= WHAT IS BEING ASKED =
In your copy, leave out the pictures and repeat the entries below exactly.

= RECORDED DATA =

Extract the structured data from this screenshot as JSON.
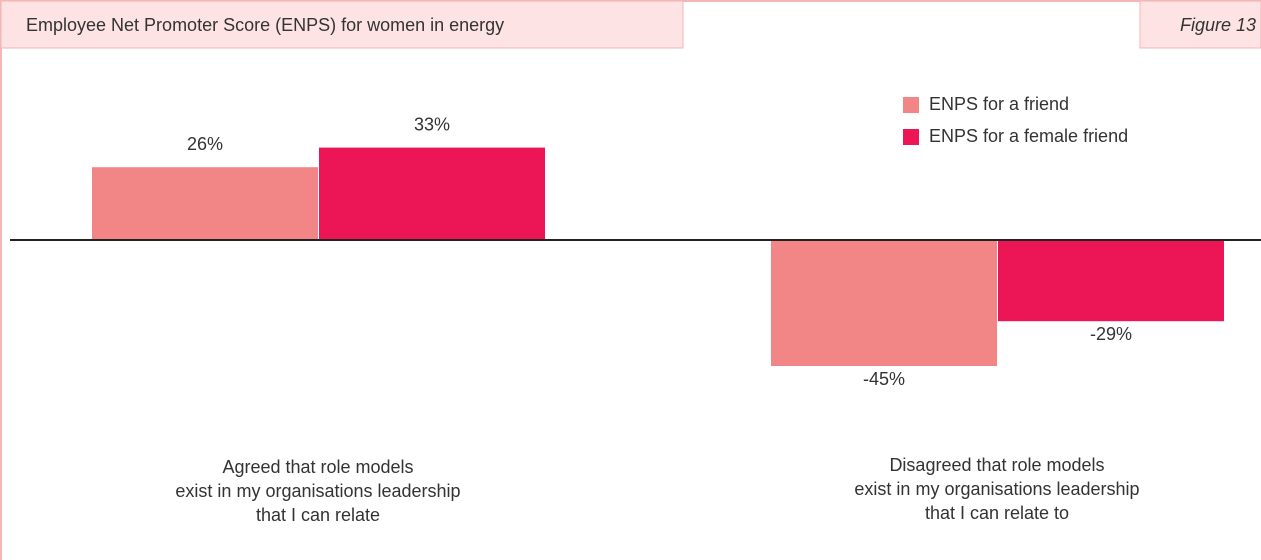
{
  "chart_data": {
    "type": "bar",
    "title": "Employee Net Promoter Score (ENPS) for women in energy",
    "annotation": "Figure 13",
    "categories": [
      "Agreed that role models\nexist in my organisations leadership\nthat I can relate",
      "Disagreed that role models\nexist in my organisations leadership\nthat I can relate to"
    ],
    "series": [
      {
        "name": "ENPS for a friend",
        "color": "#f28585",
        "values": [
          26,
          -45
        ],
        "value_labels": [
          "26%",
          "-45%"
        ]
      },
      {
        "name": "ENPS for a female friend",
        "color": "#ec1556",
        "values": [
          33,
          -29
        ],
        "value_labels": [
          "33%",
          "-29%"
        ]
      }
    ],
    "ylim": [
      -60,
      50
    ],
    "legend": "top-right"
  }
}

= EXPECTED ANSWER =
Extract the structured data from this screenshot as JSON.
{
  "chart_data": {
    "type": "bar",
    "title": "Employee Net Promoter Score (ENPS) for women in energy",
    "annotation": "Figure 13",
    "categories": [
      "Agreed that role models\nexist in my organisations leadership\nthat I can relate",
      "Disagreed that role models\nexist in my organisations leadership\nthat I can relate to"
    ],
    "series": [
      {
        "name": "ENPS for a friend",
        "color": "#f28585",
        "values": [
          26,
          -45
        ],
        "value_labels": [
          "26%",
          "-45%"
        ]
      },
      {
        "name": "ENPS for a female friend",
        "color": "#ec1556",
        "values": [
          33,
          -29
        ],
        "value_labels": [
          "33%",
          "-29%"
        ]
      }
    ],
    "ylim": [
      -60,
      50
    ],
    "legend": "top-right"
  }
}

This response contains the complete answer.